→ **Exercise directions**: Output the entries below exactly as written, omitting pictures.

Figure dataset records
============

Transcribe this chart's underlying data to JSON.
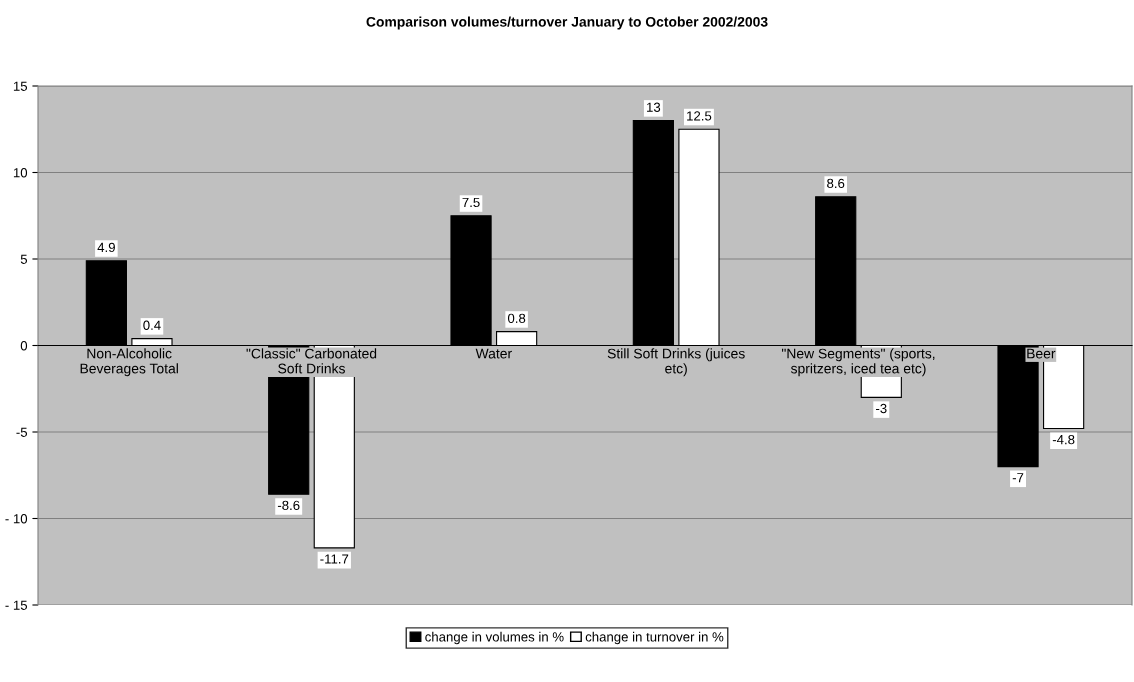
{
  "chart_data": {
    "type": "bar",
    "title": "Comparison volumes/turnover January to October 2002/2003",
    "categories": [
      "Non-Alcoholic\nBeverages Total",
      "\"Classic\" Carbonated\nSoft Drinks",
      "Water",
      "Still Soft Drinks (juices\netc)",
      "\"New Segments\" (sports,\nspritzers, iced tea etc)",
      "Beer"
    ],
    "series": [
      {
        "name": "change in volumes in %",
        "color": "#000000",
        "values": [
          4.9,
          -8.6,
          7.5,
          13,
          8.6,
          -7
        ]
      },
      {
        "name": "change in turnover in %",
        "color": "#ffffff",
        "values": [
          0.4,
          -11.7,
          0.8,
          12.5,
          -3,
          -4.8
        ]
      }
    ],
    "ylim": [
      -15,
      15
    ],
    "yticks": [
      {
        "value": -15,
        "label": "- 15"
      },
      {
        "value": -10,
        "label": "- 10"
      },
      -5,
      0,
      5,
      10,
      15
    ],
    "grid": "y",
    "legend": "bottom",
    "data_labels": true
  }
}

============

→ **Worked answer**:
Transcribe this chart's underlying data to JSON.
{
  "chart_data": {
    "type": "bar",
    "title": "Comparison volumes/turnover January to October 2002/2003",
    "categories": [
      "Non-Alcoholic\nBeverages Total",
      "\"Classic\" Carbonated\nSoft Drinks",
      "Water",
      "Still Soft Drinks (juices\netc)",
      "\"New Segments\" (sports,\nspritzers, iced tea etc)",
      "Beer"
    ],
    "series": [
      {
        "name": "change in volumes in %",
        "color": "#000000",
        "values": [
          4.9,
          -8.6,
          7.5,
          13,
          8.6,
          -7
        ]
      },
      {
        "name": "change in turnover in %",
        "color": "#ffffff",
        "values": [
          0.4,
          -11.7,
          0.8,
          12.5,
          -3,
          -4.8
        ]
      }
    ],
    "ylim": [
      -15,
      15
    ],
    "yticks": [
      {
        "value": -15,
        "label": "- 15"
      },
      {
        "value": -10,
        "label": "- 10"
      },
      -5,
      0,
      5,
      10,
      15
    ],
    "grid": "y",
    "legend": "bottom",
    "data_labels": true
  }
}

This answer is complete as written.